Required work:
Write every entry out again exactly, please, and skip the pictures.

Provided material:
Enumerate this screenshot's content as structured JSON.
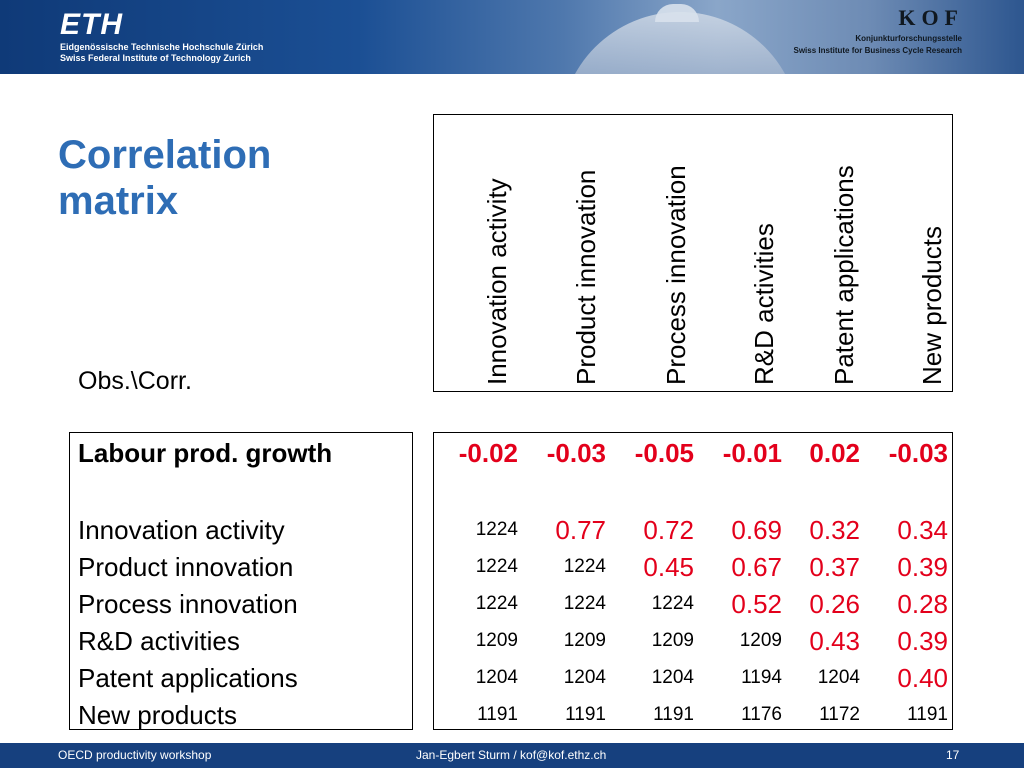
{
  "header": {
    "left_logo": "ETH",
    "left_line1": "Eidgenössische Technische Hochschule Zürich",
    "left_line2": "Swiss Federal Institute of Technology Zurich",
    "right_logo": "KOF",
    "right_line1": "Konjunkturforschungsstelle",
    "right_line2": "Swiss Institute for Business Cycle Research"
  },
  "title": "Correlation matrix",
  "corner_label": "Obs.\\Corr.",
  "columns": [
    "Innovation activity",
    "Product innovation",
    "Process innovation",
    "R&D activities",
    "Patent applications",
    "New products"
  ],
  "rows": [
    {
      "label": "Labour prod. growth",
      "bold": true,
      "cells": [
        {
          "v": "-0.02",
          "s": "big",
          "c": "red",
          "b": true
        },
        {
          "v": "-0.03",
          "s": "big",
          "c": "red",
          "b": true
        },
        {
          "v": "-0.05",
          "s": "big",
          "c": "red",
          "b": true
        },
        {
          "v": "-0.01",
          "s": "big",
          "c": "red",
          "b": true
        },
        {
          "v": "0.02",
          "s": "big",
          "c": "red",
          "b": true
        },
        {
          "v": "-0.03",
          "s": "big",
          "c": "red",
          "b": true
        }
      ]
    },
    {
      "label": "Innovation activity",
      "bold": false,
      "cells": [
        {
          "v": "1224",
          "s": "small",
          "c": "black"
        },
        {
          "v": "0.77",
          "s": "big",
          "c": "red"
        },
        {
          "v": "0.72",
          "s": "big",
          "c": "red"
        },
        {
          "v": "0.69",
          "s": "big",
          "c": "red"
        },
        {
          "v": "0.32",
          "s": "big",
          "c": "red"
        },
        {
          "v": "0.34",
          "s": "big",
          "c": "red"
        }
      ]
    },
    {
      "label": "Product innovation",
      "bold": false,
      "cells": [
        {
          "v": "1224",
          "s": "small",
          "c": "black"
        },
        {
          "v": "1224",
          "s": "small",
          "c": "black"
        },
        {
          "v": "0.45",
          "s": "big",
          "c": "red"
        },
        {
          "v": "0.67",
          "s": "big",
          "c": "red"
        },
        {
          "v": "0.37",
          "s": "big",
          "c": "red"
        },
        {
          "v": "0.39",
          "s": "big",
          "c": "red"
        }
      ]
    },
    {
      "label": "Process innovation",
      "bold": false,
      "cells": [
        {
          "v": "1224",
          "s": "small",
          "c": "black"
        },
        {
          "v": "1224",
          "s": "small",
          "c": "black"
        },
        {
          "v": "1224",
          "s": "small",
          "c": "black"
        },
        {
          "v": "0.52",
          "s": "big",
          "c": "red"
        },
        {
          "v": "0.26",
          "s": "big",
          "c": "red"
        },
        {
          "v": "0.28",
          "s": "big",
          "c": "red"
        }
      ]
    },
    {
      "label": "R&D activities",
      "bold": false,
      "cells": [
        {
          "v": "1209",
          "s": "small",
          "c": "black"
        },
        {
          "v": "1209",
          "s": "small",
          "c": "black"
        },
        {
          "v": "1209",
          "s": "small",
          "c": "black"
        },
        {
          "v": "1209",
          "s": "small",
          "c": "black"
        },
        {
          "v": "0.43",
          "s": "big",
          "c": "red"
        },
        {
          "v": "0.39",
          "s": "big",
          "c": "red"
        }
      ]
    },
    {
      "label": "Patent applications",
      "bold": false,
      "cells": [
        {
          "v": "1204",
          "s": "small",
          "c": "black"
        },
        {
          "v": "1204",
          "s": "small",
          "c": "black"
        },
        {
          "v": "1204",
          "s": "small",
          "c": "black"
        },
        {
          "v": "1194",
          "s": "small",
          "c": "black"
        },
        {
          "v": "1204",
          "s": "small",
          "c": "black"
        },
        {
          "v": "0.40",
          "s": "big",
          "c": "red"
        }
      ]
    },
    {
      "label": "New products",
      "bold": false,
      "cells": [
        {
          "v": "1191",
          "s": "small",
          "c": "black"
        },
        {
          "v": "1191",
          "s": "small",
          "c": "black"
        },
        {
          "v": "1191",
          "s": "small",
          "c": "black"
        },
        {
          "v": "1176",
          "s": "small",
          "c": "black"
        },
        {
          "v": "1172",
          "s": "small",
          "c": "black"
        },
        {
          "v": "1191",
          "s": "small",
          "c": "black"
        }
      ]
    }
  ],
  "colors": {
    "title": "#2e6db5",
    "accent_red": "#e3001b",
    "footer_bg": "#16407e"
  },
  "footer": {
    "left": "OECD productivity workshop",
    "center": "Jan-Egbert Sturm / kof@kof.ethz.ch",
    "page": "17"
  }
}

Problem solution:
Enumerate this screenshot's content as structured JSON.
{
  "header": {
    "left_logo": "ETH",
    "left_line1": "Eidgenössische Technische Hochschule Zürich",
    "left_line2": "Swiss Federal Institute of Technology Zurich",
    "right_logo": "KOF",
    "right_line1": "Konjunkturforschungsstelle",
    "right_line2": "Swiss Institute for Business Cycle Research"
  },
  "title": "Correlation matrix",
  "corner_label": "Obs.\\Corr.",
  "columns": [
    "Innovation activity",
    "Product innovation",
    "Process innovation",
    "R&D activities",
    "Patent applications",
    "New products"
  ],
  "rows": [
    {
      "label": "Labour prod. growth",
      "bold": true,
      "cells": [
        {
          "v": "-0.02",
          "s": "big",
          "c": "red",
          "b": true
        },
        {
          "v": "-0.03",
          "s": "big",
          "c": "red",
          "b": true
        },
        {
          "v": "-0.05",
          "s": "big",
          "c": "red",
          "b": true
        },
        {
          "v": "-0.01",
          "s": "big",
          "c": "red",
          "b": true
        },
        {
          "v": "0.02",
          "s": "big",
          "c": "red",
          "b": true
        },
        {
          "v": "-0.03",
          "s": "big",
          "c": "red",
          "b": true
        }
      ]
    },
    {
      "label": "Innovation activity",
      "bold": false,
      "cells": [
        {
          "v": "1224",
          "s": "small",
          "c": "black"
        },
        {
          "v": "0.77",
          "s": "big",
          "c": "red"
        },
        {
          "v": "0.72",
          "s": "big",
          "c": "red"
        },
        {
          "v": "0.69",
          "s": "big",
          "c": "red"
        },
        {
          "v": "0.32",
          "s": "big",
          "c": "red"
        },
        {
          "v": "0.34",
          "s": "big",
          "c": "red"
        }
      ]
    },
    {
      "label": "Product innovation",
      "bold": false,
      "cells": [
        {
          "v": "1224",
          "s": "small",
          "c": "black"
        },
        {
          "v": "1224",
          "s": "small",
          "c": "black"
        },
        {
          "v": "0.45",
          "s": "big",
          "c": "red"
        },
        {
          "v": "0.67",
          "s": "big",
          "c": "red"
        },
        {
          "v": "0.37",
          "s": "big",
          "c": "red"
        },
        {
          "v": "0.39",
          "s": "big",
          "c": "red"
        }
      ]
    },
    {
      "label": "Process innovation",
      "bold": false,
      "cells": [
        {
          "v": "1224",
          "s": "small",
          "c": "black"
        },
        {
          "v": "1224",
          "s": "small",
          "c": "black"
        },
        {
          "v": "1224",
          "s": "small",
          "c": "black"
        },
        {
          "v": "0.52",
          "s": "big",
          "c": "red"
        },
        {
          "v": "0.26",
          "s": "big",
          "c": "red"
        },
        {
          "v": "0.28",
          "s": "big",
          "c": "red"
        }
      ]
    },
    {
      "label": "R&D activities",
      "bold": false,
      "cells": [
        {
          "v": "1209",
          "s": "small",
          "c": "black"
        },
        {
          "v": "1209",
          "s": "small",
          "c": "black"
        },
        {
          "v": "1209",
          "s": "small",
          "c": "black"
        },
        {
          "v": "1209",
          "s": "small",
          "c": "black"
        },
        {
          "v": "0.43",
          "s": "big",
          "c": "red"
        },
        {
          "v": "0.39",
          "s": "big",
          "c": "red"
        }
      ]
    },
    {
      "label": "Patent applications",
      "bold": false,
      "cells": [
        {
          "v": "1204",
          "s": "small",
          "c": "black"
        },
        {
          "v": "1204",
          "s": "small",
          "c": "black"
        },
        {
          "v": "1204",
          "s": "small",
          "c": "black"
        },
        {
          "v": "1194",
          "s": "small",
          "c": "black"
        },
        {
          "v": "1204",
          "s": "small",
          "c": "black"
        },
        {
          "v": "0.40",
          "s": "big",
          "c": "red"
        }
      ]
    },
    {
      "label": "New products",
      "bold": false,
      "cells": [
        {
          "v": "1191",
          "s": "small",
          "c": "black"
        },
        {
          "v": "1191",
          "s": "small",
          "c": "black"
        },
        {
          "v": "1191",
          "s": "small",
          "c": "black"
        },
        {
          "v": "1176",
          "s": "small",
          "c": "black"
        },
        {
          "v": "1172",
          "s": "small",
          "c": "black"
        },
        {
          "v": "1191",
          "s": "small",
          "c": "black"
        }
      ]
    }
  ],
  "colors": {
    "title": "#2e6db5",
    "accent_red": "#e3001b",
    "footer_bg": "#16407e"
  },
  "footer": {
    "left": "OECD productivity workshop",
    "center": "Jan-Egbert Sturm / kof@kof.ethz.ch",
    "page": "17"
  }
}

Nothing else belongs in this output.